- **What is required**
The records below hold pictures; please leave those out and retype the rest exactly.

[Entries from a dataset]
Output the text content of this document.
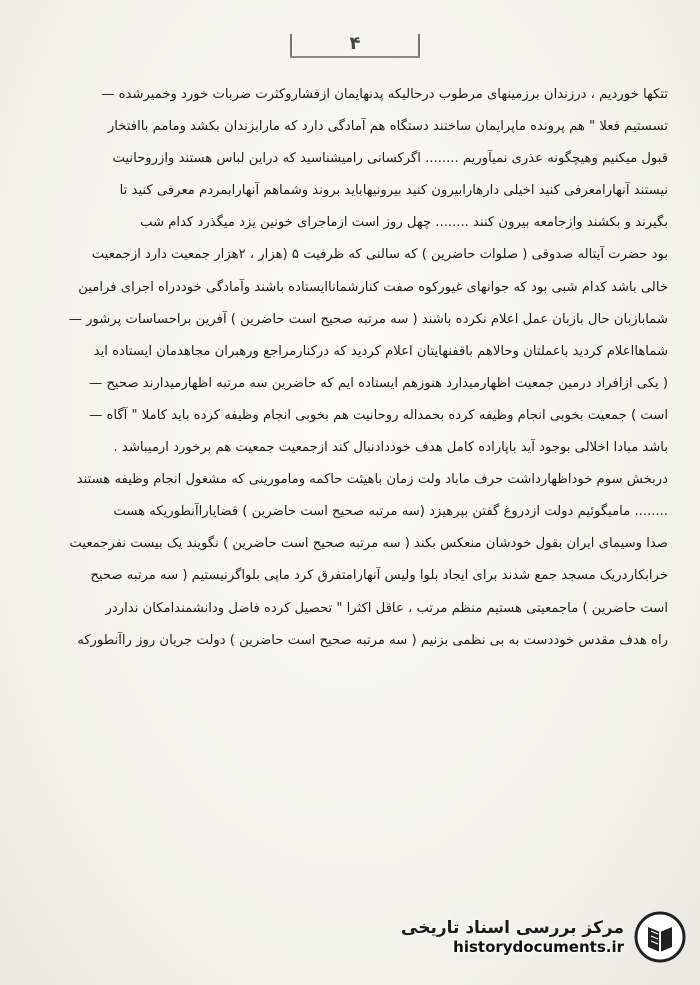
۴
تتکها خوردیم ، درزندان برزمینهای مرطوب درحالیکه پدنهایمان ازفشاروکثرت ضربات خورد وخمیرشده —
تسستیم فعلا " هم پرونده ماپرایمان ساختند دستگاه هم آمادگی دارد که مارابزندان بکشد ومامم باافتخار
قبول میکنیم وهیچگونه عذری نمیآوریم ........ اگرکسانی رامیشناسید که دراین لباس هستند وازروحانیت
نیستند آنهارامعرفی کنید اخیلی دارهارابیرون کنید بیرونیهاباید بروند وشماهم آنهارابمردم معرفی کنید تا
بگیرند و بکشند وازجامعه بیرون کنند ........ چهل روز است ازماجرای خونین یزد میگذرد کدام شب
بود حضرت آیتاله صدوقی ( صلوات حاضرین ) که سالنی که ظرفیت ۵ (هزار ، ۲هزار جمعیت دارد ازجمعیت
خالی باشد کدام شبی بود که جوانهای غیورکوه صفت کنارشماناایستاده باشند وآمادگی خوددراه اجرای فرامین
شمابازبان حال بازبان عمل اعلام نکرده باشند ( سه مرتبه صحیح است حاضرین ) آفرین براحساسات پرشور —
شماهااعلام کردید باعملتان وحالاهم باقفنهایتان اعلام کردید که درکنارمراجع ورهبران مجاهدمان ایستاده اید
( یکی ازافراد درمین جمعیت اظهارمیدارد هنوزهم ایستاده ایم که حاضرین سه مرتبه اظهارمیدارند صحیح —
است ) جمعیت بخوبی انجام وظیفه کرده بحمداله روحانیت هم بخوبی انجام وظیفه کرده باید کاملا " آگاه —
باشد مبادا اخلالی بوجود آید باپاراده کامل هدف خوددادنبال کند ازجمعیت جمعیت هم برخورد ارمیباشد .
دربخش سوم خوداظهارداشت حرف ماباد ولت زمان باهیئت حاکمه ومامورینی که مشغول انجام وظیفه هستند
........ مامیگوئیم دولت ازدروغ گفتن بپرهیزد (سه مرتبه صحیح است حاضرین ) قضایاراآنطوریکه هست
صدا وسیمای ایران بقول خودشان منعکس بکند ( سه مرتبه صحیح است حاضرین ) نگویند یک بیست نفرجمعیت
خرابکاردریک مسجد جمع شدند برای ایجاد بلوا ولیس آنهارامتفرق کرد ماپی بلواگرنیستیم ( سه مرتبه صحیح
است حاضرین ) ماجمعیتی هستیم منظم مرتب ، عاقل اکثرا " تحصیل کرده فاضل ودانشمندامکان نداردر
راه هدف مقدس خوددست به بی نظمی بزنیم ( سه مرتبه صحیح است حاضرین ) دولت جریان روز راآنطورکه
مرکز بررسی اسناد تاریخی
historydocuments.ir
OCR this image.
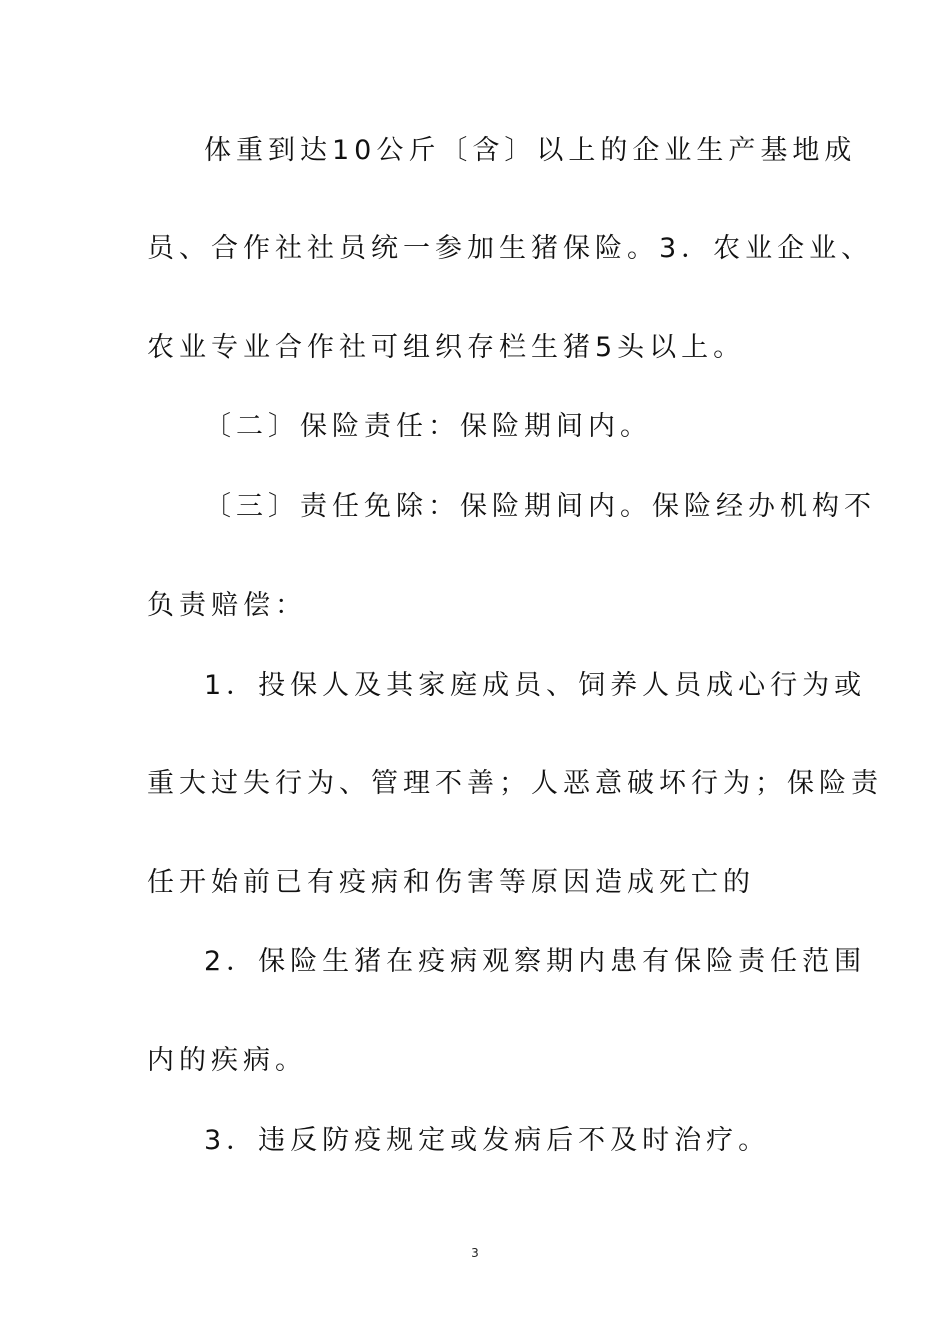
体重到达10公斤〔含〕以上的企业生产基地成
员、合作社社员统一参加生猪保险。3．农业企业、
农业专业合作社可组织存栏生猪5头以上。
〔二〕保险责任：保险期间内。
〔三〕责任免除：保险期间内。保险经办机构不
负责赔偿：
1．投保人及其家庭成员、饲养人员成心行为或
重大过失行为、管理不善；人恶意破坏行为；保险责
任开始前已有疫病和伤害等原因造成死亡的
2．保险生猪在疫病观察期内患有保险责任范围
内的疾病。
3．违反防疫规定或发病后不及时治疗。
3
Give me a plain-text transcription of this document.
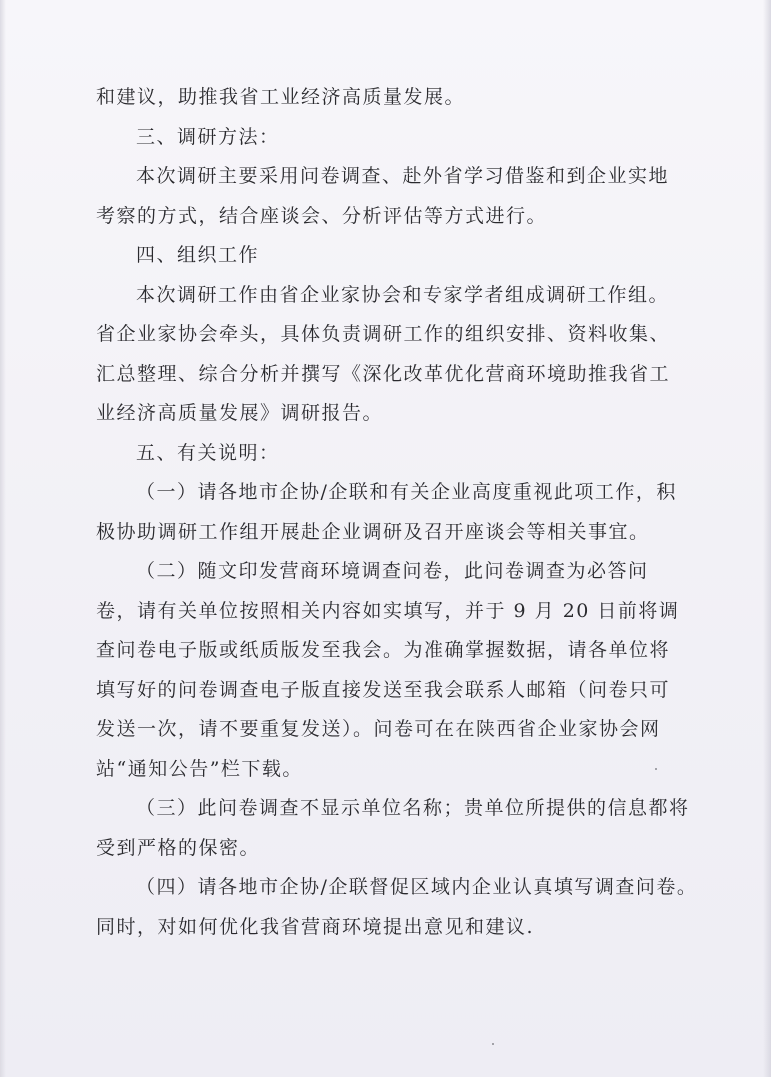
和建议，助推我省工业经济高质量发展。
三、调研方法：
本次调研主要采用问卷调查、赴外省学习借鉴和到企业实地
考察的方式，结合座谈会、分析评估等方式进行。
四、组织工作
本次调研工作由省企业家协会和专家学者组成调研工作组。
省企业家协会牵头，具体负责调研工作的组织安排、资料收集、
汇总整理、综合分析并撰写《深化改革优化营商环境助推我省工
业经济高质量发展》调研报告。
五、有关说明：
（一）请各地市企协/企联和有关企业高度重视此项工作，积
极协助调研工作组开展赴企业调研及召开座谈会等相关事宜。
（二）随文印发营商环境调查问卷，此问卷调查为必答问
卷，请有关单位按照相关内容如实填写，并于 9 月 20 日前将调
查问卷电子版或纸质版发至我会。为准确掌握数据，请各单位将
填写好的问卷调查电子版直接发送至我会联系人邮箱（问卷只可
发送一次，请不要重复发送）。问卷可在在陕西省企业家协会网
站“通知公告”栏下载。
（三）此问卷调查不显示单位名称；贵单位所提供的信息都将
受到严格的保密。
（四）请各地市企协/企联督促区域内企业认真填写调查问卷。
同时，对如何优化我省营商环境提出意见和建议.
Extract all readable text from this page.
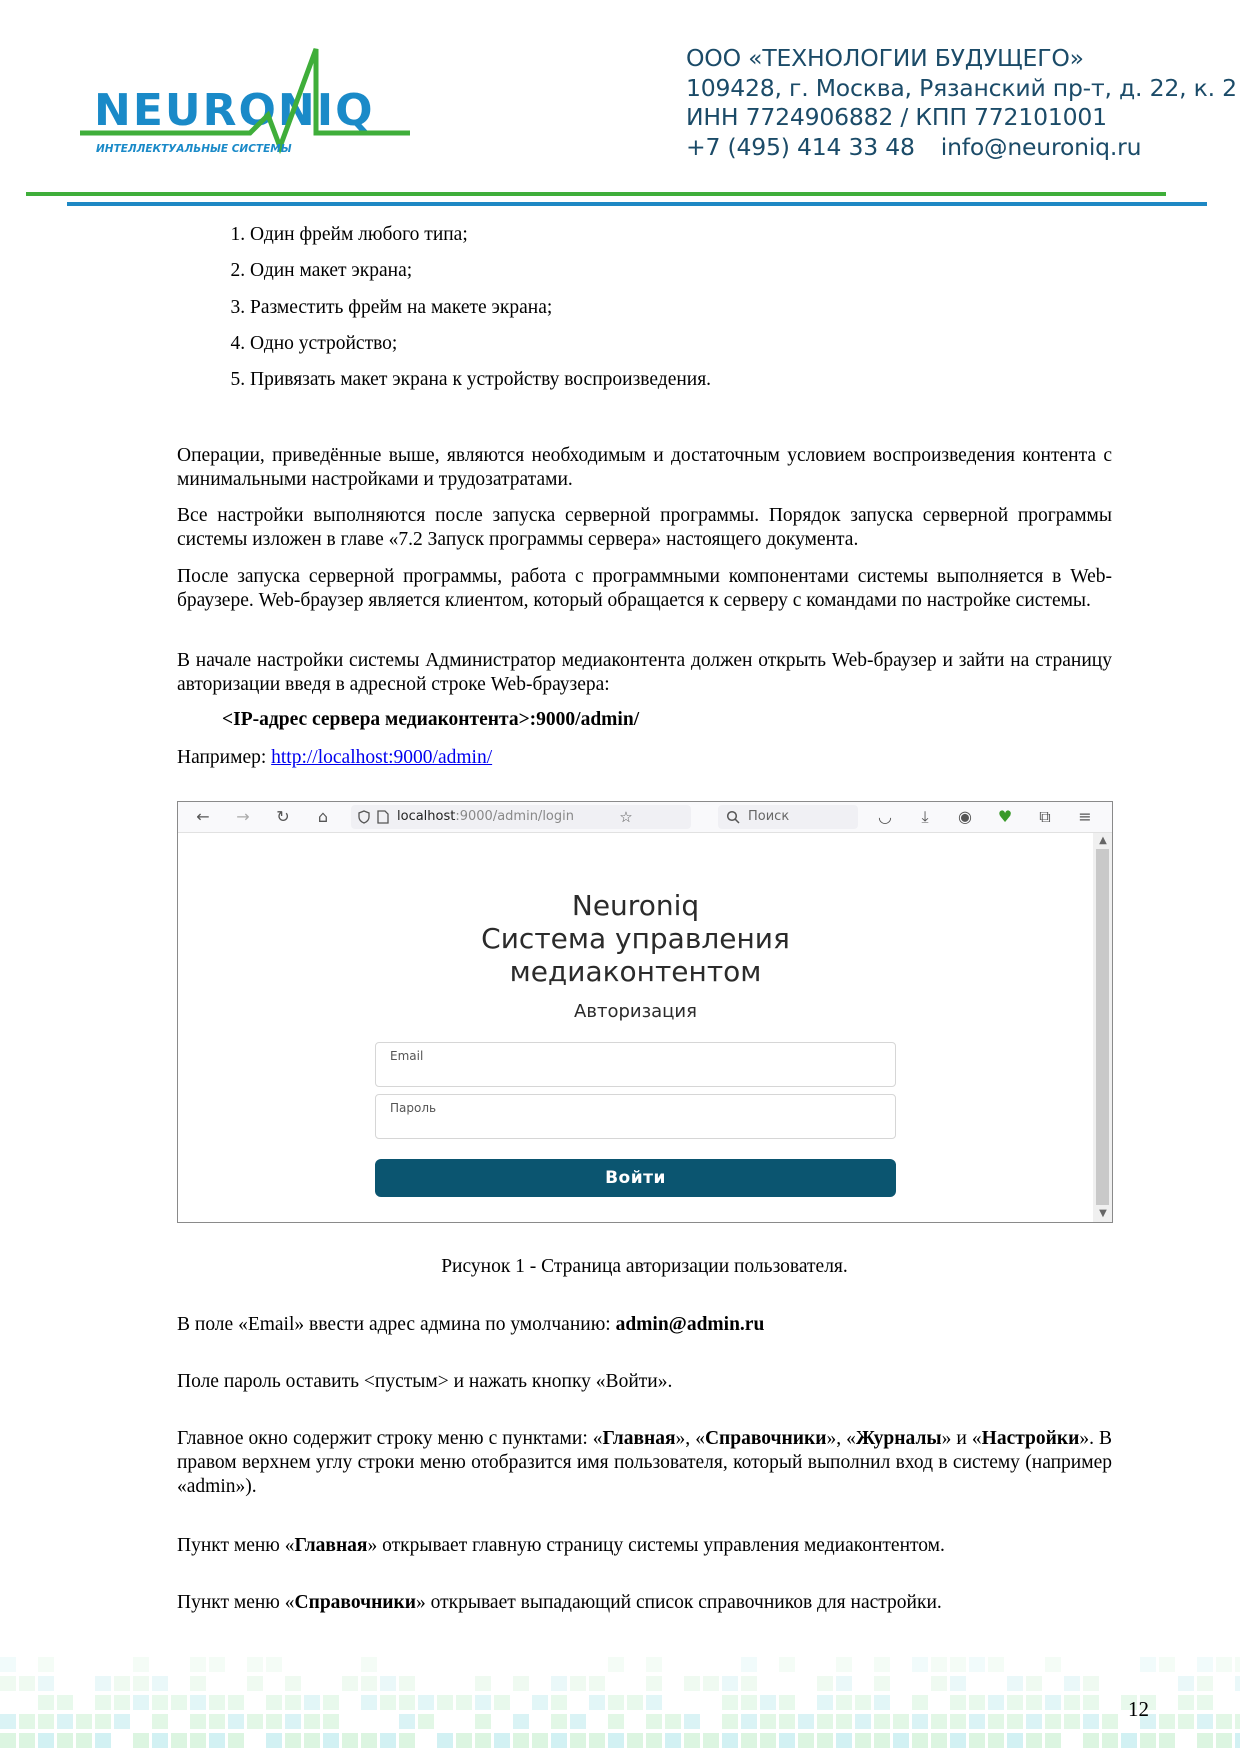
NEURONIQ
ИНТЕЛЛЕКТУАЛЬНЫЕ СИСТЕМЫ
ООО «ТЕХНОЛОГИИ БУДУЩЕГО»
109428, г. Москва, Рязанский пр-т, д. 22, к. 2
ИНН 7724906882 / КПП 772101001
+7 (495) 414 33 48 info@neuroniq.ru
1. Один фрейм любого типа;
2. Один макет экрана;
3. Разместить фрейм на макете экрана;
4. Одно устройство;
5. Привязать макет экрана к устройству воспроизведения.
Операции, приведённые выше, являются необходимым и достаточным условием воспроизведения контента с минимальными настройками и трудозатратами.
Все настройки выполняются после запуска серверной программы. Порядок запуска серверной программы системы изложен в главе «7.2 Запуск программы сервера» настоящего документа.
После запуска серверной программы, работа с программными компонентами системы выполняется в Web-браузере. Web-браузер является клиентом, который обращается к серверу с командами по настройке системы.
В начале настройки системы Администратор медиаконтента должен открыть Web-браузер и зайти на страницу авторизации введя в адресной строке Web-браузера:
<IP-адрес сервера медиаконтента>:9000/admin/
Например: http://localhost:9000/admin/
← → ↻	⌂	localhost:9000/admin/login	☆	Поиск	◡	⤓	◉ ♥	⧉	≡
Neuroniq
Система управления
медиаконтентом
Авторизация
Email
Пароль
Войти
▲
▼
Рисунок 1 - Страница авторизации пользователя.
В поле «Email» ввести адрес админа по умолчанию: admin@admin.ru
Поле пароль оставить <пустым> и нажать кнопку «Войти».
Главное окно содержит строку меню с пунктами: «Главная», «Справочники», «Журналы» и «Настройки». В правом верхнем углу строки меню отобразится имя пользователя, который выполнил вход в систему (например «admin»).
Пункт меню «Главная» открывает главную страницу системы управления медиаконтентом.
Пункт меню «Справочники» открывает выпадающий список справочников для настройки.
12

- **Reply to the task**
Output the text content of this document.
۴
تتکها خوردیم ، درزندان برزمینهای مرطوب درحالیکه پدنهایمان ازفشاروکثرت ضربات خورد وخمیرشده —
تسستیم فعلا " هم پرونده ماپرایمان ساختند دستگاه هم آمادگی دارد که مارابزندان بکشد ومامم باافتخار
قبول میکنیم وهیچگونه عذری نمیآوریم ........ اگرکسانی رامیشناسید که دراین لباس هستند وازروحانیت
نیستند آنهارامعرفی کنید اخیلی دارهارابیرون کنید بیرونیهاباید بروند وشماهم آنهارابمردم معرفی کنید تا
بگیرند و بکشند وازجامعه بیرون کنند ........ چهل روز است ازماجرای خونین یزد میگذرد کدام شب
بود حضرت آیتاله صدوقی ( صلوات حاضرین ) که سالنی که ظرفیت ۵ (هزار ، ۲هزار جمعیت دارد ازجمعیت
خالی باشد کدام شبی بود که جوانهای غیورکوه صفت کنارشماناایستاده باشند وآمادگی خوددراه اجرای فرامین
شمابازبان حال بازبان عمل اعلام نکرده باشند ( سه مرتبه صحیح است حاضرین ) آفرین براحساسات پرشور —
شماهااعلام کردید باعملتان وحالاهم باقفنهایتان اعلام کردید که درکنارمراجع ورهبران مجاهدمان ایستاده اید
( یکی ازافراد درمین جمعیت اظهارمیدارد هنوزهم ایستاده ایم که حاضرین سه مرتبه اظهارمیدارند صحیح —
است ) جمعیت بخوبی انجام وظیفه کرده بحمداله روحانیت هم بخوبی انجام وظیفه کرده باید کاملا " آگاه —
باشد مبادا اخلالی بوجود آید باپاراده کامل هدف خوددادنبال کند ازجمعیت جمعیت هم برخورد ارمیباشد .
دربخش سوم خوداظهارداشت حرف ماباد ولت زمان باهیئت حاکمه ومامورینی که مشغول انجام وظیفه هستند
........ مامیگوئیم دولت ازدروغ گفتن بپرهیزد (سه مرتبه صحیح است حاضرین ) قضایاراآنطوریکه هست
صدا وسیمای ایران بقول خودشان منعکس بکند ( سه مرتبه صحیح است حاضرین ) نگویند یک بیست نفرجمعیت
خرابکاردریک مسجد جمع شدند برای ایجاد بلوا ولیس آنهارامتفرق کرد ماپی بلواگرنیستیم ( سه مرتبه صحیح
است حاضرین ) ماجمعیتی هستیم منظم مرتب ، عاقل اکثرا " تحصیل کرده فاضل ودانشمندامکان نداردر
راه هدف مقدس خوددست به بی نظمی بزنیم ( سه مرتبه صحیح است حاضرین ) دولت جریان روز راآنطورکه
مرکز بررسی اسناد تاریخی
historydocuments.ir
OCR this image.
体重到达10公斤〔含〕以上的企业生产基地成
员、合作社社员统一参加生猪保险。3．农业企业、
农业专业合作社可组织存栏生猪5头以上。
〔二〕保险责任：保险期间内。
〔三〕责任免除：保险期间内。保险经办机构不
负责赔偿：
1．投保人及其家庭成员、饲养人员成心行为或
重大过失行为、管理不善；人恶意破坏行为；保险责
任开始前已有疫病和伤害等原因造成死亡的
2．保险生猪在疫病观察期内患有保险责任范围
内的疾病。
3．违反防疫规定或发病后不及时治疗。
3
Give me a plain-text transcription of this document.
和建议，助推我省工业经济高质量发展。
三、调研方法：
本次调研主要采用问卷调查、赴外省学习借鉴和到企业实地
考察的方式，结合座谈会、分析评估等方式进行。
四、组织工作
本次调研工作由省企业家协会和专家学者组成调研工作组。
省企业家协会牵头，具体负责调研工作的组织安排、资料收集、
汇总整理、综合分析并撰写《深化改革优化营商环境助推我省工
业经济高质量发展》调研报告。
五、有关说明：
（一）请各地市企协/企联和有关企业高度重视此项工作，积
极协助调研工作组开展赴企业调研及召开座谈会等相关事宜。
（二）随文印发营商环境调查问卷，此问卷调查为必答问
卷，请有关单位按照相关内容如实填写，并于 9 月 20 日前将调
查问卷电子版或纸质版发至我会。为准确掌握数据，请各单位将
填写好的问卷调查电子版直接发送至我会联系人邮箱（问卷只可
发送一次，请不要重复发送）。问卷可在在陕西省企业家协会网
站“通知公告”栏下载。
（三）此问卷调查不显示单位名称；贵单位所提供的信息都将
受到严格的保密。
（四）请各地市企协/企联督促区域内企业认真填写调查问卷。
同时，对如何优化我省营商环境提出意见和建议.
Extract all readable text from this page.
NEURONIQ
ИНТЕЛЛЕКТУАЛЬНЫЕ СИСТЕМЫ
ООО «ТЕХНОЛОГИИ БУДУЩЕГО»
109428, г. Москва, Рязанский пр-т, д. 22, к. 2
ИНН 7724906882 / КПП 772101001
+7 (495) 414 33 48 info@neuroniq.ru
1. Один фрейм любого типа;
2. Один макет экрана;
3. Разместить фрейм на макете экрана;
4. Одно устройство;
5. Привязать макет экрана к устройству воспроизведения.
Операции, приведённые выше, являются необходимым и достаточным условием воспроизведения контента с минимальными настройками и трудозатратами.
Все настройки выполняются после запуска серверной программы. Порядок запуска серверной программы системы изложен в главе «7.2 Запуск программы сервера» настоящего документа.
После запуска серверной программы, работа с программными компонентами системы выполняется в Web-браузере. Web-браузер является клиентом, который обращается к серверу с командами по настройке системы.
В начале настройки системы Администратор медиаконтента должен открыть Web-браузер и зайти на страницу авторизации введя в адресной строке Web-браузера:
<IP-адрес сервера медиаконтента>:9000/admin/
Например: http://localhost:9000/admin/
← → ↻	⌂	localhost:9000/admin/login	☆	Поиск	◡	⤓	◉ ♥	⧉	≡
Neuroniq
Система управления
медиаконтентом
Авторизация
Email
Пароль
Войти
▲
▼
Рисунок 1 - Страница авторизации пользователя.
В поле «Email» ввести адрес админа по умолчанию: admin@admin.ru
Поле пароль оставить <пустым> и нажать кнопку «Войти».
Главное окно содержит строку меню с пунктами: «Главная», «Справочники», «Журналы» и «Настройки». В правом верхнем углу строки меню отобразится имя пользователя, который выполнил вход в систему (например «admin»).
Пункт меню «Главная» открывает главную страницу системы управления медиаконтентом.
Пункт меню «Справочники» открывает выпадающий список справочников для настройки.
12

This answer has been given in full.